• [EXERCISE DESCRIPTION] From the listing below, extract every line containing "ACTA".

• [LISTING]
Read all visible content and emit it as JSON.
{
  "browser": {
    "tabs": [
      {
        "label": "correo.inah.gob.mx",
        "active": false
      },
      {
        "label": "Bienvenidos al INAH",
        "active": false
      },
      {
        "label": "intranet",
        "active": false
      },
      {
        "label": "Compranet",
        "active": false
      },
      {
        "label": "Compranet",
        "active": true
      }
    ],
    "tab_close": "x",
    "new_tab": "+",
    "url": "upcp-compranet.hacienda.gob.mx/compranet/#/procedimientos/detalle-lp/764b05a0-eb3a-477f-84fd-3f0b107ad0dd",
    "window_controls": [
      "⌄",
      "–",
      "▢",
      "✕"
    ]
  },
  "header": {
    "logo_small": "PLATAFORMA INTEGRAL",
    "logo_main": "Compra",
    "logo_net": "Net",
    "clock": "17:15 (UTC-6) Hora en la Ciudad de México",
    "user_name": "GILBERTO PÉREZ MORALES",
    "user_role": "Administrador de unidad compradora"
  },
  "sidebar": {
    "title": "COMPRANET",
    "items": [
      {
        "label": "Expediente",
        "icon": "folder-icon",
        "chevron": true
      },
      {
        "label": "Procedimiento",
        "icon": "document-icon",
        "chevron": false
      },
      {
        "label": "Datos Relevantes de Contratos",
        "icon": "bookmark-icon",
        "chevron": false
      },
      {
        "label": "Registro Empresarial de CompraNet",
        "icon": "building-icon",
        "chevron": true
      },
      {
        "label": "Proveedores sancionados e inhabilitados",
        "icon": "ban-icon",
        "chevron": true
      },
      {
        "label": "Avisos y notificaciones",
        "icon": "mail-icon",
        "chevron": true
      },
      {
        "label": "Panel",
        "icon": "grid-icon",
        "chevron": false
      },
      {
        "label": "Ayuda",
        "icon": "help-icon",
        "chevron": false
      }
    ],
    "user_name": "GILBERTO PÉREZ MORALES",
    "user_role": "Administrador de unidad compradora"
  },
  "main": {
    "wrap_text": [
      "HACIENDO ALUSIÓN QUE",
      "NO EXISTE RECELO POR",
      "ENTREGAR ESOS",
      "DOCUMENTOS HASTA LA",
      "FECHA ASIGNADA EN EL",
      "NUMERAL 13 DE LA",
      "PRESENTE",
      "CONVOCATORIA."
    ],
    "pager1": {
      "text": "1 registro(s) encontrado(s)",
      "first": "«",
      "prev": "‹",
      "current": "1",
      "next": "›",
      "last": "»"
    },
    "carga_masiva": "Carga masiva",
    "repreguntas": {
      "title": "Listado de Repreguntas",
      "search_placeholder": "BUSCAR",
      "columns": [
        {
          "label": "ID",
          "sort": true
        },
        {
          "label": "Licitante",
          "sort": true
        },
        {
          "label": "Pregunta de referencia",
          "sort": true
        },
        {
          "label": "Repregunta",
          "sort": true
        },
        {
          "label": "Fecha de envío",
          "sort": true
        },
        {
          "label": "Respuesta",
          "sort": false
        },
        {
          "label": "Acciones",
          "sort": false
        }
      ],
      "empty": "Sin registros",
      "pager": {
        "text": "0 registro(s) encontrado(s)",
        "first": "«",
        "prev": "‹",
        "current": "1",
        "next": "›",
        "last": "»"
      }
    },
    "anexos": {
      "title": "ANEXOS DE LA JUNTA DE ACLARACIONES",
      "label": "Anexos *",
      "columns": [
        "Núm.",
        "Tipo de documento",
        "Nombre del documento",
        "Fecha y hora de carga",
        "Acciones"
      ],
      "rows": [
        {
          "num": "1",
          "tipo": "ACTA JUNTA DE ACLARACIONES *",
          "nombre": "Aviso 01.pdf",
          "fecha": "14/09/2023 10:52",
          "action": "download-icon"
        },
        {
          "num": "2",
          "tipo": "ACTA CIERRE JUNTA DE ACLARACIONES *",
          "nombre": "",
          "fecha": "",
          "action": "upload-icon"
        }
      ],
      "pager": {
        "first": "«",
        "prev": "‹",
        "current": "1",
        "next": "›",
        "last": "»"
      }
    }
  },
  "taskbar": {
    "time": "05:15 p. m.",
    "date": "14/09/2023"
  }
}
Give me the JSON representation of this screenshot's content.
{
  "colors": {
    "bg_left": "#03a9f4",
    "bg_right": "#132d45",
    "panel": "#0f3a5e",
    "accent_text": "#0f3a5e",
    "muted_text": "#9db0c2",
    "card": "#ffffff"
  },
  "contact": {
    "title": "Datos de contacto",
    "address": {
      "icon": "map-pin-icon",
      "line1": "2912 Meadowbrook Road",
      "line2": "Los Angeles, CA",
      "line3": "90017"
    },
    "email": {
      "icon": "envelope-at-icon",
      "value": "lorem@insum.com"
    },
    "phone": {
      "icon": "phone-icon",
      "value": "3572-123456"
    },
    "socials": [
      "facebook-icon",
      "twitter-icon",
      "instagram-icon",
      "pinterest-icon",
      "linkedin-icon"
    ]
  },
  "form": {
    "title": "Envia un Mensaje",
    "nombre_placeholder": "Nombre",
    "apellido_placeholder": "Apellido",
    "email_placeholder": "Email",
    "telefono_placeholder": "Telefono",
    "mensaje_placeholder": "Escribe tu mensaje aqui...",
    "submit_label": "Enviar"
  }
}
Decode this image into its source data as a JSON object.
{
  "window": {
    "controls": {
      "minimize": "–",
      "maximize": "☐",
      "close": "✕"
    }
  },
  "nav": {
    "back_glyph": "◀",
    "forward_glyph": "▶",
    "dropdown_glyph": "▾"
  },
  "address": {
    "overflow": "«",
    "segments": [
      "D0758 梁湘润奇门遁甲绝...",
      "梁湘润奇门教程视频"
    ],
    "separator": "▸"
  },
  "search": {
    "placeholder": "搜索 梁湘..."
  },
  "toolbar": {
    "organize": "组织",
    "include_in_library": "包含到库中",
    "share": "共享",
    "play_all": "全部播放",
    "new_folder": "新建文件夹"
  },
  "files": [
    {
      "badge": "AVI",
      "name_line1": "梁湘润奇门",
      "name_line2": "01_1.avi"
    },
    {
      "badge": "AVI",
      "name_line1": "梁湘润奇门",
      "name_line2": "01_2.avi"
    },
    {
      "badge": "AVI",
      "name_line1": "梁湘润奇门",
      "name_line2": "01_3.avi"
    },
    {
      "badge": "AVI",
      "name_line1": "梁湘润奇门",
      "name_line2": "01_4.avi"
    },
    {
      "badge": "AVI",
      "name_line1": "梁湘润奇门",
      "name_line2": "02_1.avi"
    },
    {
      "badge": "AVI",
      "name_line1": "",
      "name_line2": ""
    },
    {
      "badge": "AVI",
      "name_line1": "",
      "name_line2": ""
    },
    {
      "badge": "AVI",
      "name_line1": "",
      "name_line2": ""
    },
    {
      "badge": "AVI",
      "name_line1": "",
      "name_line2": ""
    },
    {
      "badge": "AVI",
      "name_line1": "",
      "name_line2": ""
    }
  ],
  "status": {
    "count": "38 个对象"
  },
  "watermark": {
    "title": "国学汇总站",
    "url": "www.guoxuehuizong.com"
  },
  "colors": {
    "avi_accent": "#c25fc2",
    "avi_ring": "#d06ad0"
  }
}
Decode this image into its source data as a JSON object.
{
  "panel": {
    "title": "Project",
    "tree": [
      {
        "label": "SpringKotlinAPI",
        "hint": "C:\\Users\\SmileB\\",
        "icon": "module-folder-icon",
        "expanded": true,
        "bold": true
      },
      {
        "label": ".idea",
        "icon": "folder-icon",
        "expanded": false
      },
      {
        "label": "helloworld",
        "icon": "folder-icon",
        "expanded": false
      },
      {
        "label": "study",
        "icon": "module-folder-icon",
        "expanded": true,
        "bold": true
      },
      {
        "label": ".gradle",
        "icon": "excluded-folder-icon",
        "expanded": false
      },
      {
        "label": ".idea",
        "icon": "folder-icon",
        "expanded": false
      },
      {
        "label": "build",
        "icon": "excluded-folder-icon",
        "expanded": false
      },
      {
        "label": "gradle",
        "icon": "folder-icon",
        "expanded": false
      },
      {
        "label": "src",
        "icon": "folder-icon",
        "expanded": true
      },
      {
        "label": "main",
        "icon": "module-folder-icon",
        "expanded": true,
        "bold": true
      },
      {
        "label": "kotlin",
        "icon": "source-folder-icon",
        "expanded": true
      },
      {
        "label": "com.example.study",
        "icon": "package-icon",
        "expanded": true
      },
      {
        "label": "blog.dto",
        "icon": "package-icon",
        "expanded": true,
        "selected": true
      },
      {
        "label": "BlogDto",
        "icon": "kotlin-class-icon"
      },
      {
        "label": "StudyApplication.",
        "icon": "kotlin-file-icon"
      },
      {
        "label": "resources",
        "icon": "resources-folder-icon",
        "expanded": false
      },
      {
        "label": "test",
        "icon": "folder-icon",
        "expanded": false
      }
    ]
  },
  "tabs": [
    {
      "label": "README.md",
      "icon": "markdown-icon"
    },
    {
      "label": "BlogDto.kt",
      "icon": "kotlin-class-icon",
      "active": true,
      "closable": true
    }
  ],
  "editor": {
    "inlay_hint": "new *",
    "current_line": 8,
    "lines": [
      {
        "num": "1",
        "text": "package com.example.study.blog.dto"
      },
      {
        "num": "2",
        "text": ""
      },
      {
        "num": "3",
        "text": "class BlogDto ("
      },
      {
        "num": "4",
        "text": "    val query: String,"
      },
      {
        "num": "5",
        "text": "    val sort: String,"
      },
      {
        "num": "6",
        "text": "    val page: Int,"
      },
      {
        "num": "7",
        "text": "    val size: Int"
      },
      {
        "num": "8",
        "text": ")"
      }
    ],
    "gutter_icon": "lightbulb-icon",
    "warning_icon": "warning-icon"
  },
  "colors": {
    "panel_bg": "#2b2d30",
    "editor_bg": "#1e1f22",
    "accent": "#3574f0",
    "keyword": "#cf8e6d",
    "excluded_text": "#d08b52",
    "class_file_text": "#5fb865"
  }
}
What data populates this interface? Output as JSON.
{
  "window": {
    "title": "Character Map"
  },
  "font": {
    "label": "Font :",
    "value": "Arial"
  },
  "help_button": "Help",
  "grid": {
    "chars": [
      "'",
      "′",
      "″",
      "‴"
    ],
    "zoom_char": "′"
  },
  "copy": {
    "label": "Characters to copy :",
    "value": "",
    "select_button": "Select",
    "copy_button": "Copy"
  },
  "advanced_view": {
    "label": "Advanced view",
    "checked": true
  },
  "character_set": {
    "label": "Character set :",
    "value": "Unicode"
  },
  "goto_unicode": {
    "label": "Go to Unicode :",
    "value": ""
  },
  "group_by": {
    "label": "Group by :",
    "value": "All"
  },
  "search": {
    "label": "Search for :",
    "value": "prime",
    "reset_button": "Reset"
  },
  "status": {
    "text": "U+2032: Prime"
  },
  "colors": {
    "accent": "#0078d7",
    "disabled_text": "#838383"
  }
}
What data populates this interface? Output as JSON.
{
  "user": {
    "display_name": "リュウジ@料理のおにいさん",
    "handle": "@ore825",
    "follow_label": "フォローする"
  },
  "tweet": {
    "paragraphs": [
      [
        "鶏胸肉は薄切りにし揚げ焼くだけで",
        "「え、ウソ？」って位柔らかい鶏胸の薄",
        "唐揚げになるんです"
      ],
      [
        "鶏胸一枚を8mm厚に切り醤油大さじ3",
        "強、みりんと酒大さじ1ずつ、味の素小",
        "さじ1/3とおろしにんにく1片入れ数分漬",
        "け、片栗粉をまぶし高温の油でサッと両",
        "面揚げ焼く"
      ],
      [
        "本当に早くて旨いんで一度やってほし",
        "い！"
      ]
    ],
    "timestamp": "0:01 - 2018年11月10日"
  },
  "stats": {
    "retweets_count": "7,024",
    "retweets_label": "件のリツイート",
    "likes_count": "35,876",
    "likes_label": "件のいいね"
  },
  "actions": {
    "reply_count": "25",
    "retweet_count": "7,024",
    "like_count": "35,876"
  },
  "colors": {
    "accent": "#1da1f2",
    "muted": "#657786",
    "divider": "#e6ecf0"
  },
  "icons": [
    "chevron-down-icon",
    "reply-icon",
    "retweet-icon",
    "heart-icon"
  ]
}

• [SOLUTION]
          "tipo": "ACTA JUNTA DE ACLARACIONES *",
          "tipo": "ACTA CIERRE JUNTA DE ACLARACIONES *",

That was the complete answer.